**Short problem:** Take every line from the listing below that includes "name" and copy it.

====== Provided material ======

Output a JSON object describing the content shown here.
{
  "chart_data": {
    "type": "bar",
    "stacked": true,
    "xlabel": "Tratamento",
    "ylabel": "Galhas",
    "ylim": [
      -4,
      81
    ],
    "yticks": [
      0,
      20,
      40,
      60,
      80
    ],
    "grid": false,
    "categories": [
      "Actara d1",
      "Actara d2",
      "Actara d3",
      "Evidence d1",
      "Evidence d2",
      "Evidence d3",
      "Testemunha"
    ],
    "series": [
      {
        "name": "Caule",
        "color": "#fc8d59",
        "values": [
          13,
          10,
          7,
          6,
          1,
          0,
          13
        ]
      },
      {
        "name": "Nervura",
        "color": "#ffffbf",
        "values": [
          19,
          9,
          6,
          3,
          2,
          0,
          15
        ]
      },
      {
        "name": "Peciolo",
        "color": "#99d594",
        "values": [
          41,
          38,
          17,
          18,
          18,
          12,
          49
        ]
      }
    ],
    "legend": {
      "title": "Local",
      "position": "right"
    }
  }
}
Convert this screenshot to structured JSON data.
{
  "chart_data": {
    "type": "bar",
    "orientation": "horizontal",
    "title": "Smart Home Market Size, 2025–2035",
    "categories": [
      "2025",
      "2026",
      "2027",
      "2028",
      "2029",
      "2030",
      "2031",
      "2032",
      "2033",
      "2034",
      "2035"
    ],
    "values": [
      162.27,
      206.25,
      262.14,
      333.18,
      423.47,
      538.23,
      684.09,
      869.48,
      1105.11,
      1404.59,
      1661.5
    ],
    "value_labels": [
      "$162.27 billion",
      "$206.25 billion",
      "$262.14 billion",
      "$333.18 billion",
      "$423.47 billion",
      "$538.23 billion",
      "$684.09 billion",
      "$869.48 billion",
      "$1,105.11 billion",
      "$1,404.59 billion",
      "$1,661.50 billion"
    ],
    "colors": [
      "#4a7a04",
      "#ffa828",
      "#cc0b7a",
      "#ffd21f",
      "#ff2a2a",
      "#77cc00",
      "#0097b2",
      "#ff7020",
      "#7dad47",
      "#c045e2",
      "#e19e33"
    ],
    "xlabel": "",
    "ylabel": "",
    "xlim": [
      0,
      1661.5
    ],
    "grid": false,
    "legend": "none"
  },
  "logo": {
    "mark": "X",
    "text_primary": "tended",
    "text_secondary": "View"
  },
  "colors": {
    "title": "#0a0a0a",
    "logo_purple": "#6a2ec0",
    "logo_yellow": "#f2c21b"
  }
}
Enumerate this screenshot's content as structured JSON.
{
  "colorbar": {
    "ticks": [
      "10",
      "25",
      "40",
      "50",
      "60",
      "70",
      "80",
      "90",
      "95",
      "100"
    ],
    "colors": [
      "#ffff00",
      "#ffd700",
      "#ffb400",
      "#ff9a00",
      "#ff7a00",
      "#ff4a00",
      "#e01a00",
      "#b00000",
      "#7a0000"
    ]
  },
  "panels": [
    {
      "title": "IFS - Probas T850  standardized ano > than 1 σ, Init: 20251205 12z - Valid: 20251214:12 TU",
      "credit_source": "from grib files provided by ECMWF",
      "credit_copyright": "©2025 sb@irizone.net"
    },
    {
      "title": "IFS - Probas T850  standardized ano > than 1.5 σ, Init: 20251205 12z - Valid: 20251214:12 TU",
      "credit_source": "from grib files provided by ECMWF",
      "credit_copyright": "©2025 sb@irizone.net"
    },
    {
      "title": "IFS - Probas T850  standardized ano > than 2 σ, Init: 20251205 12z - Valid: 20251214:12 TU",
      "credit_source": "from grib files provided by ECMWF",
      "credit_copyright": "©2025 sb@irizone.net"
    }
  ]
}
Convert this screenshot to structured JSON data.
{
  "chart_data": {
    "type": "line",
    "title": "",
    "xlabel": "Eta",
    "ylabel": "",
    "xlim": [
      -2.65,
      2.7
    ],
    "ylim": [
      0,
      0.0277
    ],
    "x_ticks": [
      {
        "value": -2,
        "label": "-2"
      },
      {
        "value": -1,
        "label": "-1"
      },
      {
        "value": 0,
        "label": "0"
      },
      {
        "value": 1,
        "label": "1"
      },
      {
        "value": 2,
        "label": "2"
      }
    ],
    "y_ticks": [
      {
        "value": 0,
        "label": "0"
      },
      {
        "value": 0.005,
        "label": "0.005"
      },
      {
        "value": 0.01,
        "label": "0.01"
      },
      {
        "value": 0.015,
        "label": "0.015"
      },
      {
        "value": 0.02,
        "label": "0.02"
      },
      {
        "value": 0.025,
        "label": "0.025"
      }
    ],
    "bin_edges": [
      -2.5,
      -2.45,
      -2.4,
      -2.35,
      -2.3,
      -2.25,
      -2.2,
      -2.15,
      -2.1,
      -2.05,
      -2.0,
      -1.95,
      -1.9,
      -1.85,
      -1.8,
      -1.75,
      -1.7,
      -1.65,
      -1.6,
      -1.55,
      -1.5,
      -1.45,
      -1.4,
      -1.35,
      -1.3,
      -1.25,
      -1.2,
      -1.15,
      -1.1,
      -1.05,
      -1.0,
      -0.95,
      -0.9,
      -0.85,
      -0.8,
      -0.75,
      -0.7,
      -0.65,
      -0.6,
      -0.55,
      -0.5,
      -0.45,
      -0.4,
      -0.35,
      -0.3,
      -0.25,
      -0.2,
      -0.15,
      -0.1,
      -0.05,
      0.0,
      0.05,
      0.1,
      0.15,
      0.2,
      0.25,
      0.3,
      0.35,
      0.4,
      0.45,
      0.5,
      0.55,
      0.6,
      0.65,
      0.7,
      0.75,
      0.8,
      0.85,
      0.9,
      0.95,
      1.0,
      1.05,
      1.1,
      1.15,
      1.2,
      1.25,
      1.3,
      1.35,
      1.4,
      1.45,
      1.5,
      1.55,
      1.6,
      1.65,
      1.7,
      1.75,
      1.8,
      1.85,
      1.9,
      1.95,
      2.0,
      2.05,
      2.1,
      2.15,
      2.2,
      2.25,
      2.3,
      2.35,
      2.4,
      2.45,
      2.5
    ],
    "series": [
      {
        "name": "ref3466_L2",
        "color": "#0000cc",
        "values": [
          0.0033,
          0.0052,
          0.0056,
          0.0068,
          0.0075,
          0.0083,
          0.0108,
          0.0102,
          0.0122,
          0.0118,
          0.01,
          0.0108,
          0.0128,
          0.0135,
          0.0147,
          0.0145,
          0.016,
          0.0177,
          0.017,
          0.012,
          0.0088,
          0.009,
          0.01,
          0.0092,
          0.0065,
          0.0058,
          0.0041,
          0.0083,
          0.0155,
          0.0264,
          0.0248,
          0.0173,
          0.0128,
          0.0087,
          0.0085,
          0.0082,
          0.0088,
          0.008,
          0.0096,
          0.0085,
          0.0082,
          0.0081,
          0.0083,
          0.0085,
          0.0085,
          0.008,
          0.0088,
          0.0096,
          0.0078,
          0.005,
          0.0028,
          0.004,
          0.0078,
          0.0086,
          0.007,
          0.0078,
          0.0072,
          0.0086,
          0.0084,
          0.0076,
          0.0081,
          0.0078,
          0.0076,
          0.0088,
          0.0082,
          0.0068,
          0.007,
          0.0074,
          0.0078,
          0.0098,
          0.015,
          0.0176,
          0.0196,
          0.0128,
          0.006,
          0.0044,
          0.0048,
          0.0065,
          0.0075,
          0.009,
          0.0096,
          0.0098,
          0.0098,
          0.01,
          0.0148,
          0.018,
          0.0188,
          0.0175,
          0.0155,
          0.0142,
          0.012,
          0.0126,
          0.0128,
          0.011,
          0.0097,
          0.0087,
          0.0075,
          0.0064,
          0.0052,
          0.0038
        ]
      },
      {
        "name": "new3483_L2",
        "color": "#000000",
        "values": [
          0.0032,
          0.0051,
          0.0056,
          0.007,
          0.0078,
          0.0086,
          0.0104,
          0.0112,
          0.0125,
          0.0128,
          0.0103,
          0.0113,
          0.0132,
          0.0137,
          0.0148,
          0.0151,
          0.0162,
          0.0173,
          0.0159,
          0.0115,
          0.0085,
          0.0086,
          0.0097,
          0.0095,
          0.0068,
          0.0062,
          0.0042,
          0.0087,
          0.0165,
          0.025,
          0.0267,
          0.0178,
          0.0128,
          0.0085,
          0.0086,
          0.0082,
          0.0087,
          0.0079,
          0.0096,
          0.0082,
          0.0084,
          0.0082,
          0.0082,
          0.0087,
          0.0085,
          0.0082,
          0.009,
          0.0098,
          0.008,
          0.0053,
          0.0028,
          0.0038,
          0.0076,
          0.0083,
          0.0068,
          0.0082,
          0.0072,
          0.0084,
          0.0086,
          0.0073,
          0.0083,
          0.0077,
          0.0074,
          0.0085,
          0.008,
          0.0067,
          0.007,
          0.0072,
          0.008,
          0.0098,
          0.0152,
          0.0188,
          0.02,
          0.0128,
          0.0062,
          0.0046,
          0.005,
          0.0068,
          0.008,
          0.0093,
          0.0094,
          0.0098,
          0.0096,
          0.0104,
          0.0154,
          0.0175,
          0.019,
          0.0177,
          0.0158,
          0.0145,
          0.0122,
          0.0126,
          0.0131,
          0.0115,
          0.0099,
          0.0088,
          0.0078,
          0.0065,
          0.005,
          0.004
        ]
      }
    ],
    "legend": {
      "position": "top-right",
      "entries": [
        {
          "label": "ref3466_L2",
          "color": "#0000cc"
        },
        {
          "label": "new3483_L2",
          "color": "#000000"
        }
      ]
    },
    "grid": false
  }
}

======

**Task solution:**
        "name": "Caule",
        "name": "Nervura",
        "name": "Peciolo",
        "name": "ref3466_L2",
        "name": "new3483_L2",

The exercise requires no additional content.